Source data:
======

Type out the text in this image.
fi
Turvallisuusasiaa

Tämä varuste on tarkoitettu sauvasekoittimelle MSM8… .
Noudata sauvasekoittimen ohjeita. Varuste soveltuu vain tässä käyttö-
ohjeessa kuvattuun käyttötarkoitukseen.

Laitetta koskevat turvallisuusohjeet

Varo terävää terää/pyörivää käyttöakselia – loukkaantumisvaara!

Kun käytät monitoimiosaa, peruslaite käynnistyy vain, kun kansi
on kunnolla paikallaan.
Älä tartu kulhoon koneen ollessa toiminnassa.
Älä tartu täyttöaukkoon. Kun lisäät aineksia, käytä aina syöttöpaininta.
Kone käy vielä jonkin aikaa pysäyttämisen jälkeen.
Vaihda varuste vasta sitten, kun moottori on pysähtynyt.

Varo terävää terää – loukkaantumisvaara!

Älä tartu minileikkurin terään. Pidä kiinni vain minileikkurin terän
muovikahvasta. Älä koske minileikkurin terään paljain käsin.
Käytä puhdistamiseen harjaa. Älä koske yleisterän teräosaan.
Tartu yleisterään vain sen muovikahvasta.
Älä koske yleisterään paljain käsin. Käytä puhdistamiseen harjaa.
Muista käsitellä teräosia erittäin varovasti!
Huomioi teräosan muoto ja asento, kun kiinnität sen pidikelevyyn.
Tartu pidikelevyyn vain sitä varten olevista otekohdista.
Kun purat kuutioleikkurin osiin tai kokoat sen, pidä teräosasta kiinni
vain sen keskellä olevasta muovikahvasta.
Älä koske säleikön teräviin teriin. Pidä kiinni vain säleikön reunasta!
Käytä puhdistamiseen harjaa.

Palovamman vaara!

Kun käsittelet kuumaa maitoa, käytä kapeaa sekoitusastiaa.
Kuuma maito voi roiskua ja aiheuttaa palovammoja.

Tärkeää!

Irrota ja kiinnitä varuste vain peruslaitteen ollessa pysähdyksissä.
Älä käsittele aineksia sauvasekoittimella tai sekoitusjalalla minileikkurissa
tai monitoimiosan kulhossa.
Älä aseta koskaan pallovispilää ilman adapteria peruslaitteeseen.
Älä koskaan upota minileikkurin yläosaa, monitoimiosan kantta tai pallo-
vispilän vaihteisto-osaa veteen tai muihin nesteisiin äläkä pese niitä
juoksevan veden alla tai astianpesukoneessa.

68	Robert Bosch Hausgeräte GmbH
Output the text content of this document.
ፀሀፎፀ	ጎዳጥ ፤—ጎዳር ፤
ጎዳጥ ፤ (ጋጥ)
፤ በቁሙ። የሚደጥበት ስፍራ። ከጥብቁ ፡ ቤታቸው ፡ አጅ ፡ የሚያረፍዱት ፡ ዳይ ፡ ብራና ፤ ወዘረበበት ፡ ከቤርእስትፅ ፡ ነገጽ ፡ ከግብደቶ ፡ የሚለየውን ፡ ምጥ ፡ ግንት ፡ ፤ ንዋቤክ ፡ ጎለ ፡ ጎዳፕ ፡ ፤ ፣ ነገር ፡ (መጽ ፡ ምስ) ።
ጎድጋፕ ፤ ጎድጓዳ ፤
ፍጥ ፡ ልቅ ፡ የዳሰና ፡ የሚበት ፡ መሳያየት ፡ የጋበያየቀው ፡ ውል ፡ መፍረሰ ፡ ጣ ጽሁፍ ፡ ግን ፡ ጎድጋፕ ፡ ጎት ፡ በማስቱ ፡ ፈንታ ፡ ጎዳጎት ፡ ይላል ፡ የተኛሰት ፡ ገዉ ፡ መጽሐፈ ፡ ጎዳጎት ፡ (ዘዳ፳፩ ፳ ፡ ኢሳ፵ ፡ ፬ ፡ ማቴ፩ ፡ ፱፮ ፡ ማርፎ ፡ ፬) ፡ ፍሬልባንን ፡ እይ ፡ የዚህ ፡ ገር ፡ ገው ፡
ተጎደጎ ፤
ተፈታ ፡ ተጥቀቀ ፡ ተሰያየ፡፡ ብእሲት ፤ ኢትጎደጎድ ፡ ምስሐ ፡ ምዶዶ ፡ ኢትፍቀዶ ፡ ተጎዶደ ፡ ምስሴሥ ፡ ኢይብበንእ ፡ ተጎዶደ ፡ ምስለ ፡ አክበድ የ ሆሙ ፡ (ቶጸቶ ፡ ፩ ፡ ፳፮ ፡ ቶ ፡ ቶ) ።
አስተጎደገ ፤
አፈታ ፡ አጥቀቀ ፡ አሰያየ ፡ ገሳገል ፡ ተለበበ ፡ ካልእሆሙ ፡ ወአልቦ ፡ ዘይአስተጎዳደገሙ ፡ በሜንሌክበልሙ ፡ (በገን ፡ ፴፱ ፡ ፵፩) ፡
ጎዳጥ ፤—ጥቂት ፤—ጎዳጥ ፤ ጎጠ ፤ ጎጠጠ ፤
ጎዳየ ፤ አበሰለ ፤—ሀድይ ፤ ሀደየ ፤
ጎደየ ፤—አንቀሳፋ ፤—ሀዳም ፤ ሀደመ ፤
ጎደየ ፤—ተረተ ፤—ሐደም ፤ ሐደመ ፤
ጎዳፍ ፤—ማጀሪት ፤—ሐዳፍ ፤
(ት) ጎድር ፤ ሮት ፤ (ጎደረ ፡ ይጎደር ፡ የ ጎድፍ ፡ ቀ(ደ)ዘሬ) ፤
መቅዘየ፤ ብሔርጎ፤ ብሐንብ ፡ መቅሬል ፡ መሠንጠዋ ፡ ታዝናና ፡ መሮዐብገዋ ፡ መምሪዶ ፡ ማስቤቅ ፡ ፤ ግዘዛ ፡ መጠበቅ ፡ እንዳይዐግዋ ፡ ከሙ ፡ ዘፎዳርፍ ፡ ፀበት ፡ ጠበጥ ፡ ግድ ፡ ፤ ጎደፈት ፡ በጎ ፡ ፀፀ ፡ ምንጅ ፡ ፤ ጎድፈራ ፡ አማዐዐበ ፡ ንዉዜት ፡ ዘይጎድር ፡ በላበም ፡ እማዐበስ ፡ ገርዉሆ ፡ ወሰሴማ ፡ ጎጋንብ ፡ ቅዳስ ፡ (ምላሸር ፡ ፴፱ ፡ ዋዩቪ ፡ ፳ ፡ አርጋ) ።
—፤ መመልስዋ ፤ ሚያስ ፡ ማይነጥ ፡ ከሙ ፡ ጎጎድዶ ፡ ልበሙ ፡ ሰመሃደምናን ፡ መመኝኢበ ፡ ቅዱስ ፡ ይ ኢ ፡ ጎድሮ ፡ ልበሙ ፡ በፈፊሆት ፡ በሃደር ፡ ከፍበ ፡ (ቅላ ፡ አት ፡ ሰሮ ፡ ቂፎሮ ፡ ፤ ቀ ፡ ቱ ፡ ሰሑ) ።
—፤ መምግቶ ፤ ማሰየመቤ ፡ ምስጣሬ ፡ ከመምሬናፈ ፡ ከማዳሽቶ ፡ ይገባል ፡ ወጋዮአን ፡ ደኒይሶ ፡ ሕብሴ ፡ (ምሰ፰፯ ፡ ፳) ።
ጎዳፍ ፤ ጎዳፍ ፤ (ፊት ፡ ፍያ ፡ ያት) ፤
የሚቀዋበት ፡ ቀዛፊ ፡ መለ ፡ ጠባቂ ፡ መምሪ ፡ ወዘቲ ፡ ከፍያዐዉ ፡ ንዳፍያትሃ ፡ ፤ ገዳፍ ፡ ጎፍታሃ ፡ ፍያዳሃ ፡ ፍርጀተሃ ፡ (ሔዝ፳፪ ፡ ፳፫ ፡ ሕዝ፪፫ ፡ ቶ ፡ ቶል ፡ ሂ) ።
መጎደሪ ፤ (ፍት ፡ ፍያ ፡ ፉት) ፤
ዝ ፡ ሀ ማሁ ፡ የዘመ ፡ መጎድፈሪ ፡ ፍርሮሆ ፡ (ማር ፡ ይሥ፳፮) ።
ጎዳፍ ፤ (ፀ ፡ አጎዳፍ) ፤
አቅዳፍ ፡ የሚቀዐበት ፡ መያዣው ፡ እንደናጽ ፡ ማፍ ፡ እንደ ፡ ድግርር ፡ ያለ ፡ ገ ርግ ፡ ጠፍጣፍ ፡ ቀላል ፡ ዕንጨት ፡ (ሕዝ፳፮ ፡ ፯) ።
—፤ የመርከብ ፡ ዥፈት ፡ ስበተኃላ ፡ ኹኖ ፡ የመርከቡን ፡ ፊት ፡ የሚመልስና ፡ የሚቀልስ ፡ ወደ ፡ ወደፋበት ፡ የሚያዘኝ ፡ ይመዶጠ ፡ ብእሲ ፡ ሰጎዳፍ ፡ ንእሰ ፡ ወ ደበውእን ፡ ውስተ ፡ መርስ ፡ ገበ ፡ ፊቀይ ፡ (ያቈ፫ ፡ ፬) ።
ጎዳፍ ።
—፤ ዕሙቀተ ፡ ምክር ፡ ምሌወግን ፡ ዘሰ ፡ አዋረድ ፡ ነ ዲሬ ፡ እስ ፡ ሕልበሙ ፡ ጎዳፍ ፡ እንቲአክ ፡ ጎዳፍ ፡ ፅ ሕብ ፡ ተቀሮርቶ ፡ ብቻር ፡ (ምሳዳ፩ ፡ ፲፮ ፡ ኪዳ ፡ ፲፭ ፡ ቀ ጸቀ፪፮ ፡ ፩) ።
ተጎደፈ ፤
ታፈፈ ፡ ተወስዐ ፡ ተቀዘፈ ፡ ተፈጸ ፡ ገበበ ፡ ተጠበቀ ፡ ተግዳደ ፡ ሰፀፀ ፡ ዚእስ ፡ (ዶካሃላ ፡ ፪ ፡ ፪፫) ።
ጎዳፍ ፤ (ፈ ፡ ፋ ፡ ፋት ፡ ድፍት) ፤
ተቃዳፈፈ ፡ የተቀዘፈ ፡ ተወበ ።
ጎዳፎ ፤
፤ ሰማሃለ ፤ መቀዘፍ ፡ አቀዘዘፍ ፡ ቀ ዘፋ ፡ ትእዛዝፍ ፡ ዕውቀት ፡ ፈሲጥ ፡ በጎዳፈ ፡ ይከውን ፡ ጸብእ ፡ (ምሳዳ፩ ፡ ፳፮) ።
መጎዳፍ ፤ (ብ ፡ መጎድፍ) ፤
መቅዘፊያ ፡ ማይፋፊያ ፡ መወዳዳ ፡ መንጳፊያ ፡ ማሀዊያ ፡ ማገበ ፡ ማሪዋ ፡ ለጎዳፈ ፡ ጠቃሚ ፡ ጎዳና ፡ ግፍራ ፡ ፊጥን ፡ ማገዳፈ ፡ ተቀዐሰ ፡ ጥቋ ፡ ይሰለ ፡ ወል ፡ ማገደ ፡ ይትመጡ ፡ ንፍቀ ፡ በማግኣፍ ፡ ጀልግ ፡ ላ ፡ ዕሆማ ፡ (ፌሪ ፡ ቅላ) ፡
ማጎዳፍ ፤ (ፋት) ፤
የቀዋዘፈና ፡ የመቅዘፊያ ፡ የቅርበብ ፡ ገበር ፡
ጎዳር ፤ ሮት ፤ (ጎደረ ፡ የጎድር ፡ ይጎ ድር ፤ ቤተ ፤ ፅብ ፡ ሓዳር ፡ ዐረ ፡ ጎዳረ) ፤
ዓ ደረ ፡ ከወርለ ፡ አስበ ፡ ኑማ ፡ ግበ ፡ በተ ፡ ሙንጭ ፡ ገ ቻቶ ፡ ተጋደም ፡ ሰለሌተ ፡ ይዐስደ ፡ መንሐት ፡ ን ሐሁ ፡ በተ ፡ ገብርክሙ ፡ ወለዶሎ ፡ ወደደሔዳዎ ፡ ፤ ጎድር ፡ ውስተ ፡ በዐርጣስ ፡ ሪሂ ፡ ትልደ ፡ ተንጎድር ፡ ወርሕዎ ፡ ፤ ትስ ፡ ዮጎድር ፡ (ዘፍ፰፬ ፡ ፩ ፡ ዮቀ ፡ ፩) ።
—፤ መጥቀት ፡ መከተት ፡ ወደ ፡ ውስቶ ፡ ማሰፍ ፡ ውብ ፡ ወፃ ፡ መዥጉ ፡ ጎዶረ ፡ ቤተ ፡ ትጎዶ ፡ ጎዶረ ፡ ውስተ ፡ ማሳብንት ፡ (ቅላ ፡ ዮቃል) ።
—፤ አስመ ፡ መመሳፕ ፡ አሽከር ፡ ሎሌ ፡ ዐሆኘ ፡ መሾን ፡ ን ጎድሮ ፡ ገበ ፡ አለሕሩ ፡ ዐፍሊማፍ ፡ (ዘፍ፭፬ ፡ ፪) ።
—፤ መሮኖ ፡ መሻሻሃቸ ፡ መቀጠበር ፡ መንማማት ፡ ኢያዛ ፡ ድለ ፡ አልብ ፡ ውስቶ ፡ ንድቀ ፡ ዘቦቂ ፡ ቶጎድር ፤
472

======

* [Task to complete] Copy out every line where the word "harjaa" occurs.

* [Task answer]
Käytä puhdistamiseen harjaa. Älä koske yleisterän teräosaan.
Älä koske yleisterään paljain käsin. Käytä puhdistamiseen harjaa.
Käytä puhdistamiseen harjaa.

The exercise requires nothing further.